Dataset:
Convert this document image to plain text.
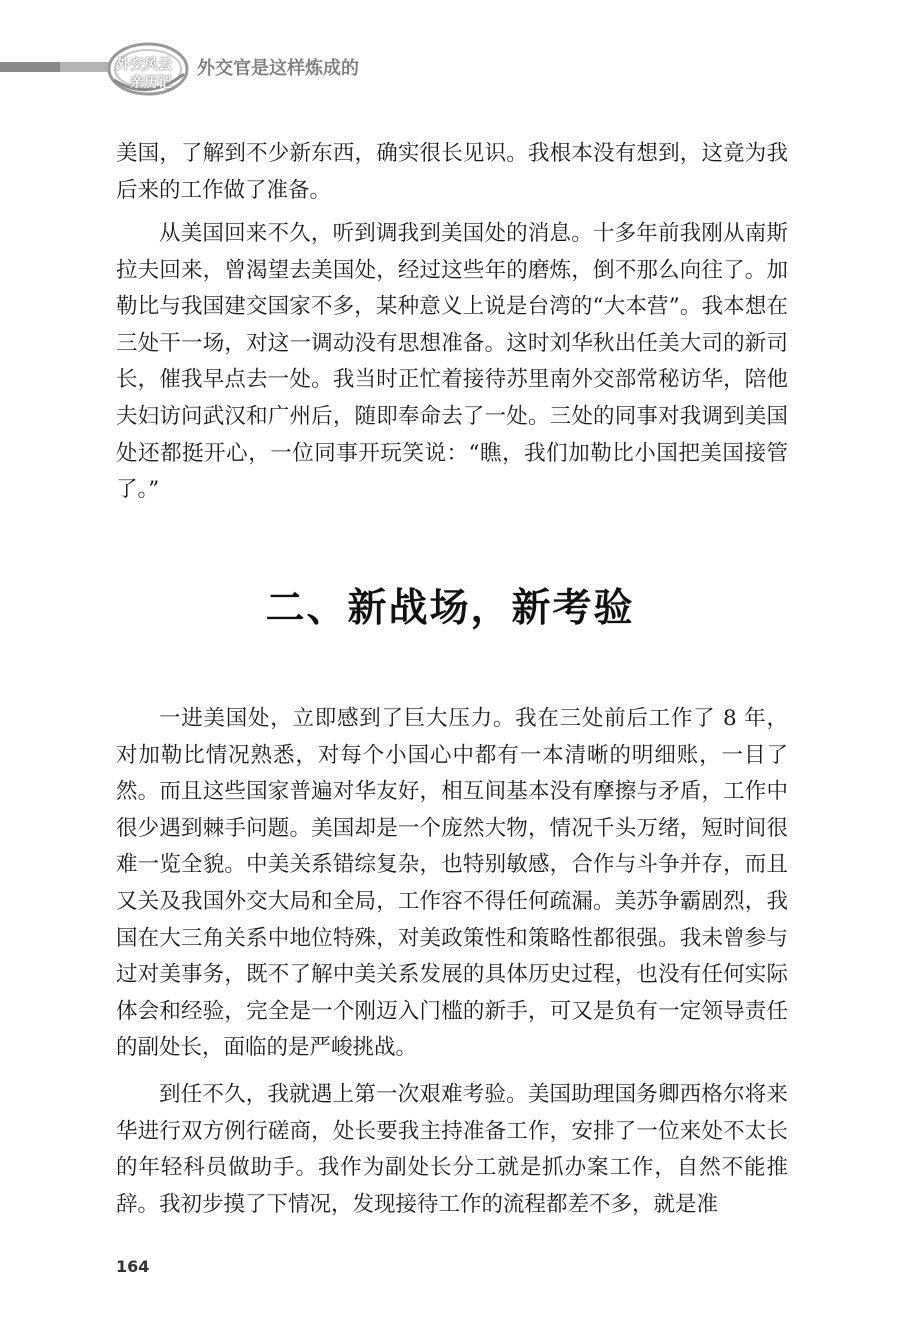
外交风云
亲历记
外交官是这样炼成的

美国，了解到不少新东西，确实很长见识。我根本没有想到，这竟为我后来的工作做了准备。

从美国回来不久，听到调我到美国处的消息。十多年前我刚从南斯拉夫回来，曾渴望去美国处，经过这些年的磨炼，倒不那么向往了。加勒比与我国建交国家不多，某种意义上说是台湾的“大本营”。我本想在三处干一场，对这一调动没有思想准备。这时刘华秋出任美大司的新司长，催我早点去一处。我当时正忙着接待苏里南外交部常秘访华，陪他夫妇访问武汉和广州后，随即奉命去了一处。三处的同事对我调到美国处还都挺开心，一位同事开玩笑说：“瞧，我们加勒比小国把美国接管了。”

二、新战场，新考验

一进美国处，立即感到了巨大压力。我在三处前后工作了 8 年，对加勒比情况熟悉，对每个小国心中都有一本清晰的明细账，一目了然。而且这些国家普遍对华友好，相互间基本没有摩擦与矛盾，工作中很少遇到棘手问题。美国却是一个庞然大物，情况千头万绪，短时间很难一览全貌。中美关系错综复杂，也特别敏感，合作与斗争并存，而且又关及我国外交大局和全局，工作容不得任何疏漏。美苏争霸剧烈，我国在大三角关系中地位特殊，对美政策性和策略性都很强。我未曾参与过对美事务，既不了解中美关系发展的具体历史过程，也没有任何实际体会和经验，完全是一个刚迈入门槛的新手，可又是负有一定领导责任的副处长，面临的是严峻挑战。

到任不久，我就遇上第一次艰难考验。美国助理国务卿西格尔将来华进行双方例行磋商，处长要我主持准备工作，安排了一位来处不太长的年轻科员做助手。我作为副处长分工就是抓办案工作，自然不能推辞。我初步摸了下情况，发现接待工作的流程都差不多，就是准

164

---

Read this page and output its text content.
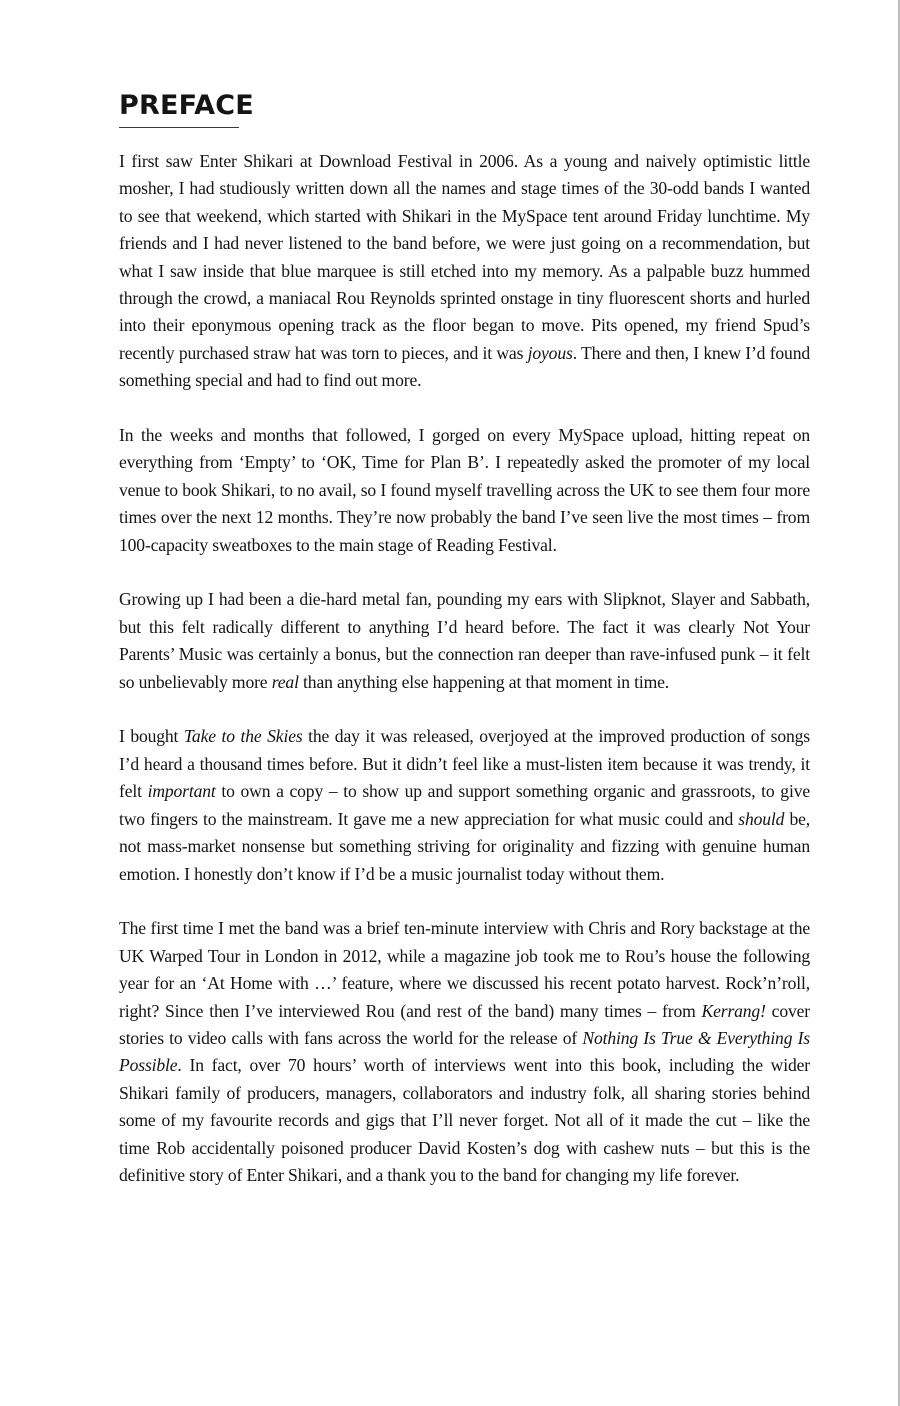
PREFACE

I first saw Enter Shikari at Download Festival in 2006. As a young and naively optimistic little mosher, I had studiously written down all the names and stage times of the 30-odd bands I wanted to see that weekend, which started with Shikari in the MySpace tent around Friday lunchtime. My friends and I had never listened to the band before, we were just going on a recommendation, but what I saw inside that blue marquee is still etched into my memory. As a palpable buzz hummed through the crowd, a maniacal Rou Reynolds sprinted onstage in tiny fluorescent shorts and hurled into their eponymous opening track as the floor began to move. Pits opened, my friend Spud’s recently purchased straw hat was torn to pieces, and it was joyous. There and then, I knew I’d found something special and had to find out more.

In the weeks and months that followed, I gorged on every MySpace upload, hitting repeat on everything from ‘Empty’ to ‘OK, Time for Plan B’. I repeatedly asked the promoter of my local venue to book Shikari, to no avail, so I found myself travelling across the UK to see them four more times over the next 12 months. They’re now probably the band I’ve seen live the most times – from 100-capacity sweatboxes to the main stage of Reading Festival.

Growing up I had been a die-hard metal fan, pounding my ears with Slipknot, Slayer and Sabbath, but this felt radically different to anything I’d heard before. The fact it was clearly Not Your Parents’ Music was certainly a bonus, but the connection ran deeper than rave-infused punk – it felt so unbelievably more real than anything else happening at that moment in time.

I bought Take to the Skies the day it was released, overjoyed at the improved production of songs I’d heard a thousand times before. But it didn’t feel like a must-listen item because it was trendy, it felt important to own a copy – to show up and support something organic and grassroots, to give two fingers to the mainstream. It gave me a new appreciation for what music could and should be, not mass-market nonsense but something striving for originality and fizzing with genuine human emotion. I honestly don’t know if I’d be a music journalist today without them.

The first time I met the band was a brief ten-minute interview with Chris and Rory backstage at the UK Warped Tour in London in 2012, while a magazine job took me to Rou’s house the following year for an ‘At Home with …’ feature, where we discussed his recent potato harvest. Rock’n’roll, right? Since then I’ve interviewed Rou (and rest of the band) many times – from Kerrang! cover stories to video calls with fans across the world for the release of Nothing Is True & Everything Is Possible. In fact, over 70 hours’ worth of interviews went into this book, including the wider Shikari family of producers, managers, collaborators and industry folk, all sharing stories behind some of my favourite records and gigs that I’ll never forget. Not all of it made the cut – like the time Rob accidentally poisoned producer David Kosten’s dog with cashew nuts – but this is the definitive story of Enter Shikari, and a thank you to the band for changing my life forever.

What to do: Pick out all the lines with the word "from" in them and copy them.

Response:
In the weeks and months that followed, I gorged on every MySpace upload, hitting repeat on everything from ‘Empty’ to ‘OK, Time for Plan B’. I repeatedly asked the promoter of my local venue to book Shikari, to no avail, so I found myself travelling across the UK to see them four more times over the next 12 months. They’re now probably the band I’ve seen live the most times – from 100-capacity sweatboxes to the main stage of Reading Festival.
The first time I met the band was a brief ten-minute interview with Chris and Rory backstage at the UK Warped Tour in London in 2012, while a magazine job took me to Rou’s house the following year for an ‘At Home with …’ feature, where we discussed his recent potato harvest. Rock’n’roll, right? Since then I’ve interviewed Rou (and rest of the band) many times – from Kerrang! cover stories to video calls with fans across the world for the release of Nothing Is True & Everything Is Possible. In fact, over 70 hours’ worth of interviews went into this book, including the wider Shikari family of producers, managers, collaborators and industry folk, all sharing stories behind some of my favourite records and gigs that I’ll never forget. Not all of it made the cut – like the time Rob accidentally poisoned producer David Kosten’s dog with cashew nuts – but this is the definitive story of Enter Shikari, and a thank you to the band for changing my life forever.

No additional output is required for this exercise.